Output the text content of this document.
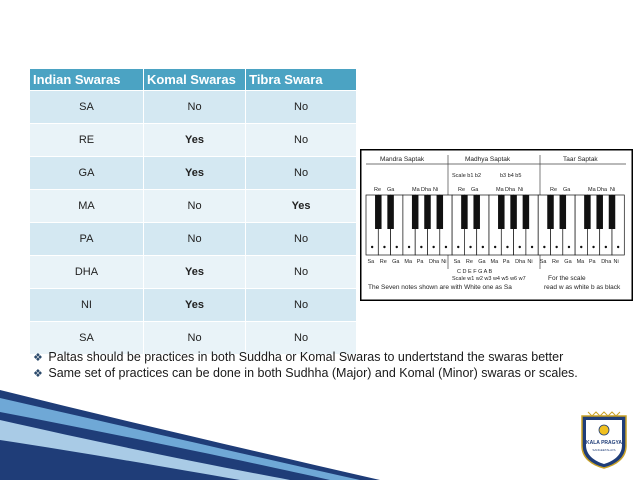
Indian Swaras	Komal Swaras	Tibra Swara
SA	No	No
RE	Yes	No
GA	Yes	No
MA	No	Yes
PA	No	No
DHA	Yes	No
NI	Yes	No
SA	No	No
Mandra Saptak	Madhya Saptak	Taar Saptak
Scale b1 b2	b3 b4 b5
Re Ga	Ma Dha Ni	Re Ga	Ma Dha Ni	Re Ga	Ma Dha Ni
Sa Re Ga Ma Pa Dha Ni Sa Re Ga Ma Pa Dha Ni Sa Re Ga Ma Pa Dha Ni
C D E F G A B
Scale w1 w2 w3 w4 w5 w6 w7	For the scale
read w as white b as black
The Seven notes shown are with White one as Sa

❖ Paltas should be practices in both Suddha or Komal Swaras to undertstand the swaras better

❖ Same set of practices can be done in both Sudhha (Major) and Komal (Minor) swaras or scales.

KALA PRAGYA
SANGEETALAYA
-------
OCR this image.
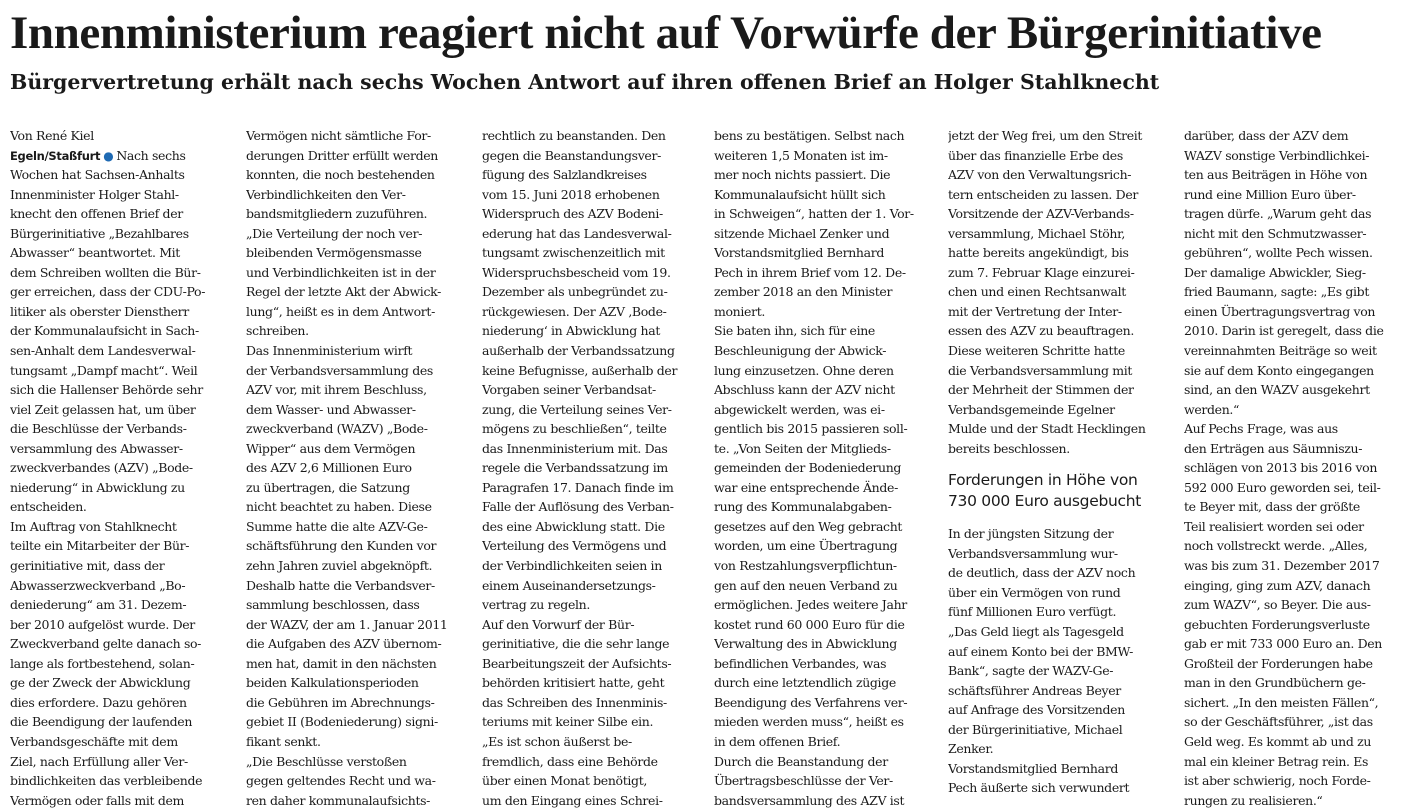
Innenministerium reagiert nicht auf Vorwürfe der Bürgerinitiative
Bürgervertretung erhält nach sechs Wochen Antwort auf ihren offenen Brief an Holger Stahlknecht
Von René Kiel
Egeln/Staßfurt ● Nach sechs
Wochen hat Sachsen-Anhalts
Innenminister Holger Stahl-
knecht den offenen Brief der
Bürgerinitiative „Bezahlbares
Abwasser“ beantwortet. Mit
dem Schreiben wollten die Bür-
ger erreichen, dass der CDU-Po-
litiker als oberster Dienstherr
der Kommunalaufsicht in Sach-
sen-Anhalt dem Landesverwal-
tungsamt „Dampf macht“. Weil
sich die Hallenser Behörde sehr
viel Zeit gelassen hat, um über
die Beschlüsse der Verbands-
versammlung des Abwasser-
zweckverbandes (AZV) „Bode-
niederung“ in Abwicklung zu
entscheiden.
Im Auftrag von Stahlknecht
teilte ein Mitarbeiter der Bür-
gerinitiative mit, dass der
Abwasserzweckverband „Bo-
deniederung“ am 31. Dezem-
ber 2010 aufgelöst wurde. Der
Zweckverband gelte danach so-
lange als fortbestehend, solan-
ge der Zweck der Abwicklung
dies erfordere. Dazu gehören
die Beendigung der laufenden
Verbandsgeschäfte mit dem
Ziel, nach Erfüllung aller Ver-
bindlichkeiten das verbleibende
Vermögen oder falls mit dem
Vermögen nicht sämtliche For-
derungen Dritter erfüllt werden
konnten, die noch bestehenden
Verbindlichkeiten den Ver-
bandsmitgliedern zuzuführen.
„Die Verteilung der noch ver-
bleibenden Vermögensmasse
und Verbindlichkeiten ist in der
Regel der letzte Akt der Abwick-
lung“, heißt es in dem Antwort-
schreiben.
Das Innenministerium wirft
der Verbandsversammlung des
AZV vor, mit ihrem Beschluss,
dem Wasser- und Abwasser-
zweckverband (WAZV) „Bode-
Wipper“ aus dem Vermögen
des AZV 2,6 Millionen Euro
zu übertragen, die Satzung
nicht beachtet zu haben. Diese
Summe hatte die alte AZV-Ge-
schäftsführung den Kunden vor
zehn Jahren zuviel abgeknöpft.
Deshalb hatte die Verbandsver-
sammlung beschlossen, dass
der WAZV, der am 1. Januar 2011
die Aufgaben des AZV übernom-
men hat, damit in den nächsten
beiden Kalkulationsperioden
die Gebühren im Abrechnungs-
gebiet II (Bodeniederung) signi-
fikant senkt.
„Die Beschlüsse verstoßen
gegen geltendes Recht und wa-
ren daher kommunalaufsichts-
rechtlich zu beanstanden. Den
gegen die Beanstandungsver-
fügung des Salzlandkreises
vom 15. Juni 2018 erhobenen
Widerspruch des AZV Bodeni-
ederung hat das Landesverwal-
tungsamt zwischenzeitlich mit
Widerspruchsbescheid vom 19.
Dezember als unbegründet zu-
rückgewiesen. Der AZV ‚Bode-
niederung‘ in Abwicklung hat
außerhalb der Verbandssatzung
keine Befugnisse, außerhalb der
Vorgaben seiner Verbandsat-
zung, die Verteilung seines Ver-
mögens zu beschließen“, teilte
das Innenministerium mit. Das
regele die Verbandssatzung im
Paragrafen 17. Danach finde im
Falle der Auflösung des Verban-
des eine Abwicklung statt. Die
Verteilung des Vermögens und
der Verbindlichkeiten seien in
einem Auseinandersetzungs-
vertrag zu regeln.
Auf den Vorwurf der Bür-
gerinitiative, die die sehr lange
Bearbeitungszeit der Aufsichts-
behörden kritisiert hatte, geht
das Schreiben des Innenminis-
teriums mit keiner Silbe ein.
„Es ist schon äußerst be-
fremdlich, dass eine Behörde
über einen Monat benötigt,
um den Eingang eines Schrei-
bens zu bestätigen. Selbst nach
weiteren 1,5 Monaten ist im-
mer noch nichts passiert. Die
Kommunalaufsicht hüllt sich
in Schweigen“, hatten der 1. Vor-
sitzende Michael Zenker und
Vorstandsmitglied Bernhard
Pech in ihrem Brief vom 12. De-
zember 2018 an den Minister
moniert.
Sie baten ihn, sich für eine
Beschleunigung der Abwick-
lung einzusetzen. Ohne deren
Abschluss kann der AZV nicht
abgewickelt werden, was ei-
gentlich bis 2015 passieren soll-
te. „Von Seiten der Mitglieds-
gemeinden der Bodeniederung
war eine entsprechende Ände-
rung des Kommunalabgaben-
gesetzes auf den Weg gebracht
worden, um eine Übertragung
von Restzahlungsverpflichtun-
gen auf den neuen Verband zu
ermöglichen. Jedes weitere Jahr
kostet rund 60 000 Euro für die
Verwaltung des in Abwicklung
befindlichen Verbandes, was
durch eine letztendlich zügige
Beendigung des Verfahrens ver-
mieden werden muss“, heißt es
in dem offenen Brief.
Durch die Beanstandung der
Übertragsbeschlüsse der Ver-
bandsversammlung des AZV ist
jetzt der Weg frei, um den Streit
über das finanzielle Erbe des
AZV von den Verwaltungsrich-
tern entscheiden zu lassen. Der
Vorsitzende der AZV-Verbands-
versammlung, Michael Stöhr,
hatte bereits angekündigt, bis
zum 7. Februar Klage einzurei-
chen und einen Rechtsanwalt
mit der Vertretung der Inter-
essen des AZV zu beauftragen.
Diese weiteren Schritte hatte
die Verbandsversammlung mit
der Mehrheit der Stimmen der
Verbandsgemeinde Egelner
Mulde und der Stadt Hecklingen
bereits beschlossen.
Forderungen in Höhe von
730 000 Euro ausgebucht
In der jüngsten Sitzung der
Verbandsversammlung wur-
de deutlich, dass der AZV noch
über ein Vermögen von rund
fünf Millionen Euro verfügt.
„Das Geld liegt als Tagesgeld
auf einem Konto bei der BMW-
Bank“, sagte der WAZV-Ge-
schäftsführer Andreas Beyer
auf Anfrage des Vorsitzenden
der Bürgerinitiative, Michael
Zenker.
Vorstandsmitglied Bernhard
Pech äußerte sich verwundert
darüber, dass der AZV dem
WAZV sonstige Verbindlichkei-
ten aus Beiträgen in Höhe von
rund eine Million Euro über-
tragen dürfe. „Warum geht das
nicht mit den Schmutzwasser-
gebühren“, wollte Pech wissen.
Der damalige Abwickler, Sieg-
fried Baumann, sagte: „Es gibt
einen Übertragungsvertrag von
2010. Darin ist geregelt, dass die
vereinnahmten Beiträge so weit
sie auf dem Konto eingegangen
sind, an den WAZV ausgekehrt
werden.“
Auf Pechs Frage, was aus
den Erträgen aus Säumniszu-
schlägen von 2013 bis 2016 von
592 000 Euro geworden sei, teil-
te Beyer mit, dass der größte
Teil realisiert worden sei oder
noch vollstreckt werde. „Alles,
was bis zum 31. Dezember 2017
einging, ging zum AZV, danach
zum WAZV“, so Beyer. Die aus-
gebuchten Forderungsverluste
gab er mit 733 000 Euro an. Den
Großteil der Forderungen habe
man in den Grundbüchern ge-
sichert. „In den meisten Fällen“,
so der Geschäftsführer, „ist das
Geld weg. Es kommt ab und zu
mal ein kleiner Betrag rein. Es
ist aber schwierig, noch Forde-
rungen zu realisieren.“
-------
Find the lines above that contain the word "Verbandsversammlung" and collect them.

■ Result ■
der Verbandsversammlung des
die Verbandsversammlung mit
Verbandsversammlung wur-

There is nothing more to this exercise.